Material for this task >>
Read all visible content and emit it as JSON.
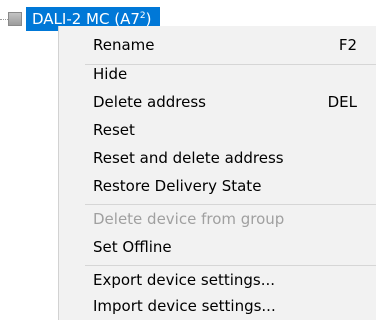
{
  "tree": {
    "selected_node": {
      "label": "DALI-2 MC (A7",
      "sup": "2",
      "suffix": ")"
    }
  },
  "context_menu": {
    "items": [
      {
        "label": "Rename",
        "shortcut": "F2",
        "enabled": true
      },
      {
        "label": "Hide",
        "shortcut": "",
        "enabled": true
      },
      {
        "label": "Delete address",
        "shortcut": "DEL",
        "enabled": true
      },
      {
        "label": "Reset",
        "shortcut": "",
        "enabled": true
      },
      {
        "label": "Reset and delete address",
        "shortcut": "",
        "enabled": true
      },
      {
        "label": "Restore Delivery State",
        "shortcut": "",
        "enabled": true
      },
      {
        "label": "Delete device from group",
        "shortcut": "",
        "enabled": false
      },
      {
        "label": "Set Offline",
        "shortcut": "",
        "enabled": true
      },
      {
        "label": "Export device settings...",
        "shortcut": "",
        "enabled": true
      },
      {
        "label": "Import device settings...",
        "shortcut": "",
        "enabled": true
      }
    ]
  },
  "colors": {
    "selection": "#0078d7",
    "menu_background": "#f2f2f2",
    "disabled_text": "#a0a0a0"
  }
}
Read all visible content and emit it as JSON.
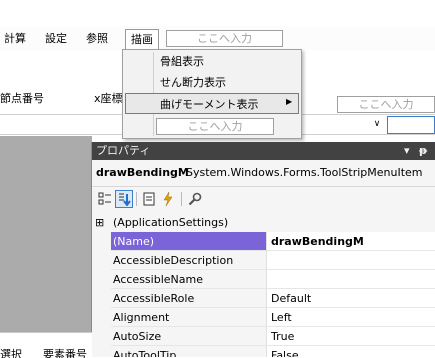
{
  "menu": {
    "items": [
      "計算",
      "設定",
      "参照",
      "描画"
    ],
    "toolbox_placeholder": "ここへ入力"
  },
  "grid": {
    "headers": [
      "節点番号",
      "x座標",
      "",
      "ここへ入力"
    ],
    "combo_arrow": "∨"
  },
  "dropdown": {
    "items": [
      "骨組表示",
      "せん断力表示",
      "曲げモーメント表示"
    ],
    "submenu_arrow": "▶",
    "input_placeholder": "ここへ入力"
  },
  "properties": {
    "title": "プロパティ",
    "title_icons": [
      "▾",
      "ᵽ"
    ],
    "object_name": "drawBendingM",
    "object_type": "System.Windows.Forms.ToolStripMenuItem",
    "rows": [
      {
        "name": "(ApplicationSettings)",
        "value": "",
        "expander": "⊞",
        "selected": false
      },
      {
        "name": "(Name)",
        "value": "drawBendingM",
        "expander": "",
        "selected": true
      },
      {
        "name": "AccessibleDescription",
        "value": "",
        "expander": "",
        "selected": false
      },
      {
        "name": "AccessibleName",
        "value": "",
        "expander": "",
        "selected": false
      },
      {
        "name": "AccessibleRole",
        "value": "Default",
        "expander": "",
        "selected": false
      },
      {
        "name": "Alignment",
        "value": "Left",
        "expander": "",
        "selected": false
      },
      {
        "name": "AutoSize",
        "value": "True",
        "expander": "",
        "selected": false
      },
      {
        "name": "AutoToolTip",
        "value": "False",
        "expander": "",
        "selected": false
      }
    ]
  },
  "bottom": {
    "labels": [
      "選択",
      "要素番号"
    ]
  },
  "colors": {
    "title_bar": "#424242",
    "selection": "#7b63d8",
    "lightning": "#e5a000"
  }
}
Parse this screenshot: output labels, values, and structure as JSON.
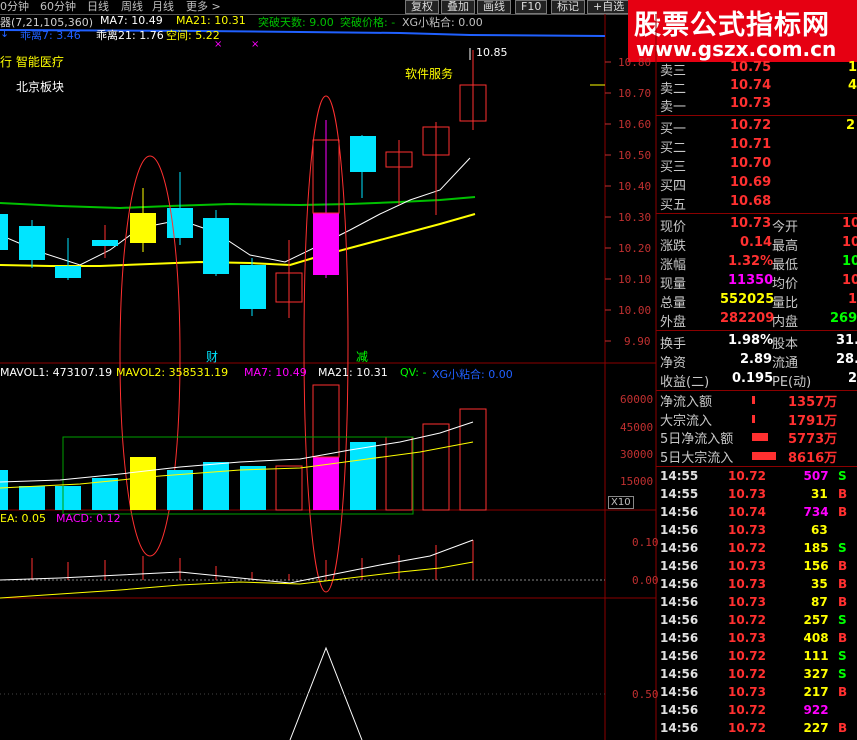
{
  "toolbar": {
    "tabs": [
      "0分钟",
      "60分钟",
      "日线",
      "周线",
      "月线",
      "更多 >"
    ],
    "buttons": [
      "复权",
      "叠加",
      "画线",
      "F10",
      "标记",
      "+自选"
    ]
  },
  "logo": {
    "line1": "股票公式指标网",
    "line2": "www.gszx.com.cn"
  },
  "price_panel": {
    "indicator_row1": {
      "name": "器(7,21,105,360)",
      "ma7": "MA7: 10.49",
      "ma21": "MA21: 10.31",
      "break_days": "突破天数: 9.00",
      "break_price": "突破价格: -",
      "xg": "XG小粘合: 0.00"
    },
    "indicator_row2": {
      "deviation7": "乖离7: 3.46",
      "deviation21": "乖离21: 1.76",
      "space": "空间: 5.22"
    },
    "sector_label": "行 智能医疗",
    "board_label": "北京板块",
    "software_label": "软件服务",
    "peak_label": "10.85",
    "markers": [
      "财",
      "减"
    ],
    "price_scale": [
      "10.80",
      "10.70",
      "10.60",
      "10.50",
      "10.40",
      "10.30",
      "10.20",
      "10.10",
      "10.00",
      "9.90"
    ]
  },
  "volume_panel": {
    "header": {
      "mavol1": "MAVOL1: 473107.19",
      "mavol2": "MAVOL2: 358531.19",
      "ma7": "MA7: 10.49",
      "ma21": "MA21: 10.31",
      "qv": "QV: -",
      "xg": "XG小粘合: 0.00"
    },
    "scale": [
      "60000",
      "45000",
      "30000",
      "15000"
    ],
    "unit": "X10"
  },
  "macd_panel": {
    "header": {
      "dea": "EA: 0.05",
      "macd": "MACD: 0.12"
    },
    "scale": [
      "0.10",
      "0.00"
    ]
  },
  "lower_panel": {
    "scale": [
      "0.50"
    ]
  },
  "quote": {
    "asks": [
      {
        "label": "卖三",
        "price": "10.75",
        "vol": "1"
      },
      {
        "label": "卖二",
        "price": "10.74",
        "vol": "4"
      },
      {
        "label": "卖一",
        "price": "10.73",
        "vol": ""
      }
    ],
    "bids": [
      {
        "label": "买一",
        "price": "10.72",
        "vol": "2"
      },
      {
        "label": "买二",
        "price": "10.71",
        "vol": ""
      },
      {
        "label": "买三",
        "price": "10.70",
        "vol": ""
      },
      {
        "label": "买四",
        "price": "10.69",
        "vol": ""
      },
      {
        "label": "买五",
        "price": "10.68",
        "vol": ""
      }
    ],
    "stats": [
      {
        "l1": "现价",
        "v1": "10.73",
        "l2": "今开",
        "v2": "10"
      },
      {
        "l1": "涨跌",
        "v1": "0.14",
        "l2": "最高",
        "v2": "10"
      },
      {
        "l1": "涨幅",
        "v1": "1.32%",
        "l2": "最低",
        "v2": "10"
      },
      {
        "l1": "现量",
        "v1": "11350",
        "l2": "均价",
        "v2": "10"
      },
      {
        "l1": "总量",
        "v1": "552025",
        "l2": "量比",
        "v2": "1"
      },
      {
        "l1": "外盘",
        "v1": "282209",
        "l2": "内盘",
        "v2": "269"
      }
    ],
    "fund": [
      {
        "l1": "换手",
        "v1": "1.98%",
        "l2": "股本",
        "v2": "31."
      },
      {
        "l1": "净资",
        "v1": "2.89",
        "l2": "流通",
        "v2": "28."
      },
      {
        "l1": "收益(二)",
        "v1": "0.195",
        "l2": "PE(动)",
        "v2": "2"
      }
    ],
    "flows": [
      {
        "label": "净流入额",
        "value": "1357万"
      },
      {
        "label": "大宗流入",
        "value": "1791万"
      },
      {
        "label": "5日净流入额",
        "value": "5773万"
      },
      {
        "label": "5日大宗流入",
        "value": "8616万"
      }
    ]
  },
  "ticks": [
    {
      "t": "14:55",
      "p": "10.72",
      "v": "507",
      "s": "S"
    },
    {
      "t": "14:55",
      "p": "10.73",
      "v": "31",
      "s": "B"
    },
    {
      "t": "14:56",
      "p": "10.74",
      "v": "734",
      "s": "B"
    },
    {
      "t": "14:56",
      "p": "10.73",
      "v": "63",
      "s": ""
    },
    {
      "t": "14:56",
      "p": "10.72",
      "v": "185",
      "s": "S"
    },
    {
      "t": "14:56",
      "p": "10.73",
      "v": "156",
      "s": "B"
    },
    {
      "t": "14:56",
      "p": "10.73",
      "v": "35",
      "s": "B"
    },
    {
      "t": "14:56",
      "p": "10.73",
      "v": "87",
      "s": "B"
    },
    {
      "t": "14:56",
      "p": "10.72",
      "v": "257",
      "s": "S"
    },
    {
      "t": "14:56",
      "p": "10.73",
      "v": "408",
      "s": "B"
    },
    {
      "t": "14:56",
      "p": "10.72",
      "v": "111",
      "s": "S"
    },
    {
      "t": "14:56",
      "p": "10.72",
      "v": "327",
      "s": "S"
    },
    {
      "t": "14:56",
      "p": "10.73",
      "v": "217",
      "s": "B"
    },
    {
      "t": "14:56",
      "p": "10.72",
      "v": "922",
      "s": ""
    },
    {
      "t": "14:56",
      "p": "10.72",
      "v": "227",
      "s": "B"
    }
  ],
  "colors": {
    "up": "#ff3030",
    "down": "#00e5ff",
    "yellow": "#ffff00",
    "magenta": "#ff00ff",
    "ma_white": "#ffffff",
    "ma_yellow": "#ffff00",
    "ma_green": "#00c000",
    "ma_blue": "#2060ff"
  }
}
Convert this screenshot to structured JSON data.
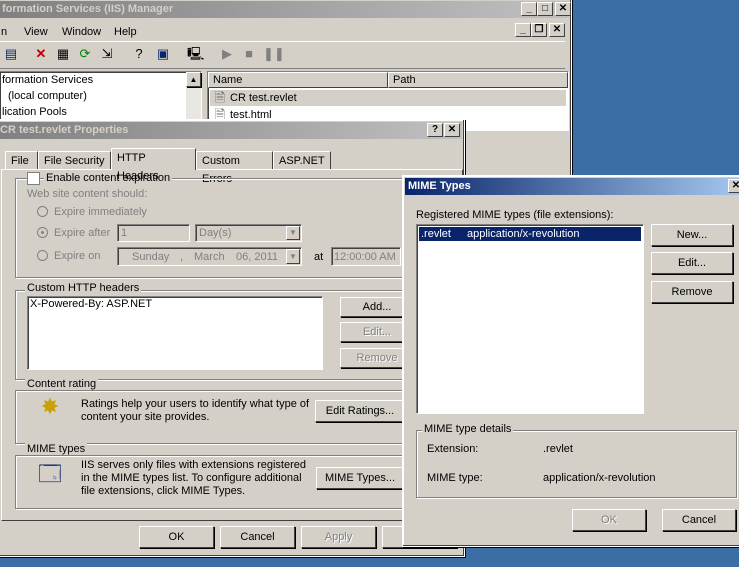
{
  "iis": {
    "title": "formation Services (IIS) Manager",
    "menu": [
      "n",
      "View",
      "Window",
      "Help"
    ],
    "tree": [
      "formation Services",
      "(local computer)",
      "lication Pools"
    ],
    "columns": [
      "Name",
      "Path"
    ],
    "files": [
      "CR test.revlet",
      "test.html"
    ]
  },
  "props": {
    "title": "CR test.revlet Properties",
    "help_btn": "?",
    "tabs": [
      "File",
      "File Security",
      "HTTP Headers",
      "Custom Errors",
      "ASP.NET"
    ],
    "expiration": {
      "checkbox_label": "Enable content expiration",
      "should_label": "Web site content should:",
      "immediately": "Expire immediately",
      "after": "Expire after",
      "after_value": "1",
      "after_unit": "Day(s)",
      "on": "Expire on",
      "date_day": "Sunday",
      "date_sep1": ",",
      "date_month": "March",
      "date_rest": "06, 2011",
      "at": "at",
      "time": "12:00:00 AM"
    },
    "custom_headers": {
      "label": "Custom HTTP headers",
      "items": [
        "X-Powered-By: ASP.NET"
      ],
      "add": "Add...",
      "edit": "Edit...",
      "remove": "Remove"
    },
    "rating": {
      "label": "Content rating",
      "text": "Ratings help your users to identify what type of content your site provides.",
      "button": "Edit Ratings..."
    },
    "mime": {
      "label": "MIME types",
      "text": "IIS serves only files with extensions registered in the MIME types list. To configure additional file extensions, click MIME Types.",
      "button": "MIME Types..."
    },
    "ok": "OK",
    "cancel": "Cancel",
    "apply": "Apply"
  },
  "mime_dialog": {
    "title": "MIME Types",
    "registered_label": "Registered MIME types (file extensions):",
    "items": [
      {
        "ext": ".revlet",
        "type": "application/x-revolution"
      }
    ],
    "new": "New...",
    "edit": "Edit...",
    "remove": "Remove",
    "details_label": "MIME type details",
    "extension_label": "Extension:",
    "extension_value": ".revlet",
    "type_label": "MIME type:",
    "type_value": "application/x-revolution",
    "ok": "OK",
    "cancel": "Cancel"
  }
}
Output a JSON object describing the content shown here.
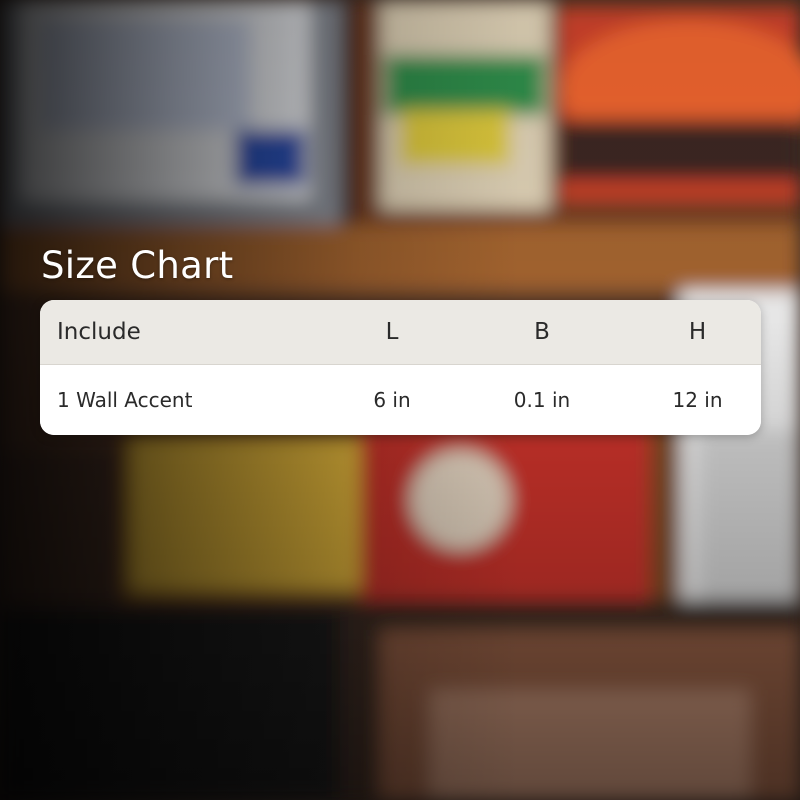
{
  "title": "Size Chart",
  "table": {
    "headers": [
      "Include",
      "L",
      "B",
      "H"
    ],
    "rows": [
      [
        "1 Wall Accent",
        "6 in",
        "0.1 in",
        "12 in"
      ]
    ]
  },
  "colors": {
    "header_bg": "#ebe9e4",
    "body_bg": "#ffffff",
    "text": "#2a2a2a",
    "title": "#ffffff"
  }
}
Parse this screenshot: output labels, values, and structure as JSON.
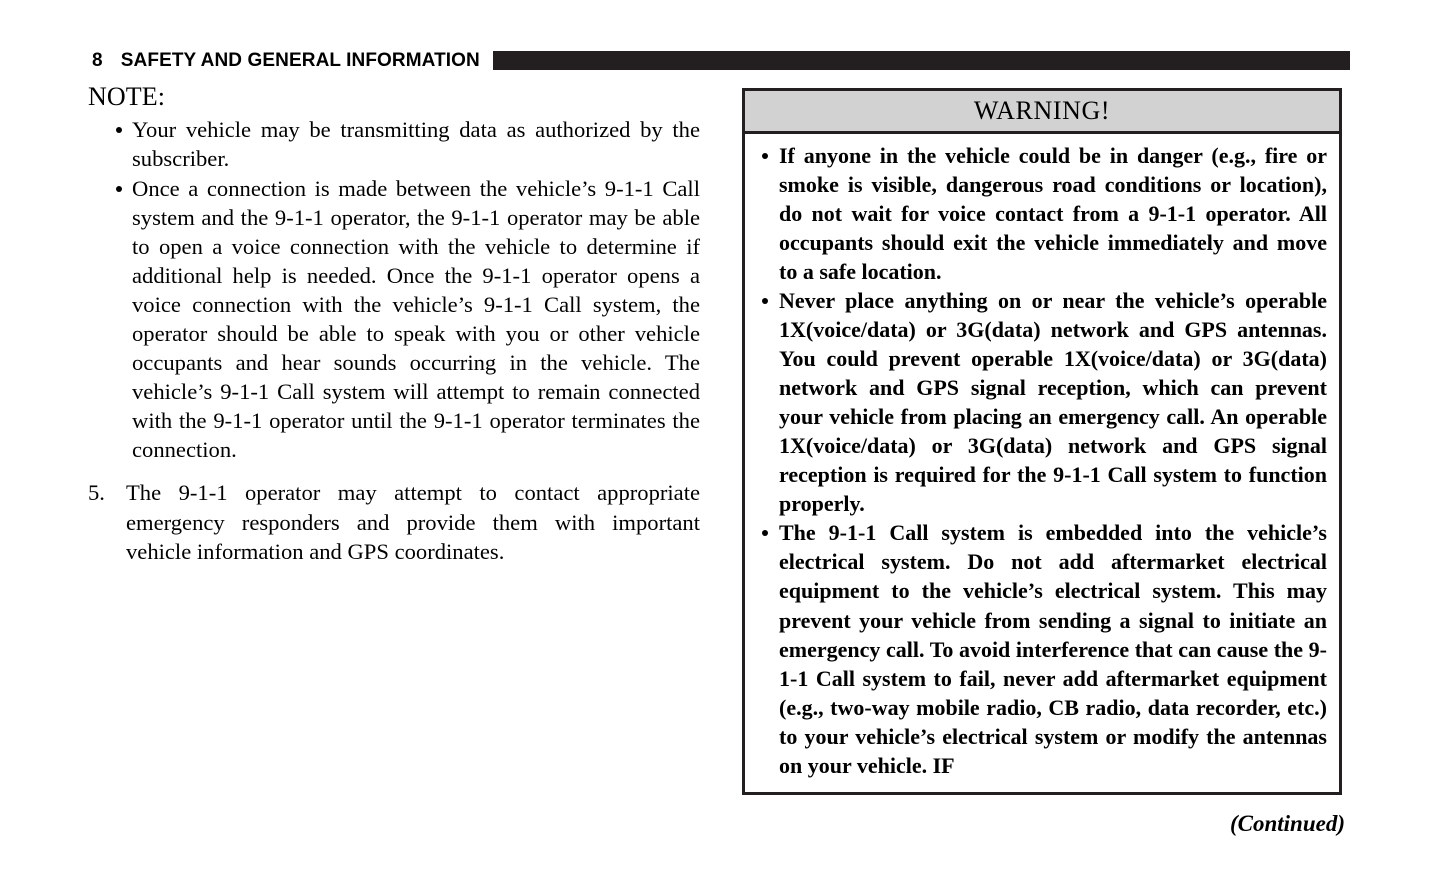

What you need to do >> Reproduce exactly, and only, the lines from the one containing "Output a JSON" through the last line of the records above, both included, leaving out any pictures.

Result for this task >>
Output a JSON object describing the content shown here.
{
  "title": "Size Chart",
  "table": {
    "headers": [
      "Include",
      "L",
      "B",
      "H"
    ],
    "rows": [
      [
        "1 Wall Accent",
        "6 in",
        "0.1 in",
        "12 in"
      ]
    ]
  },
  "colors": {
    "header_bg": "#ebe9e4",
    "body_bg": "#ffffff",
    "text": "#2a2a2a",
    "title": "#ffffff"
  }
}
Parse this screenshot: output labels, values, and structure as JSON.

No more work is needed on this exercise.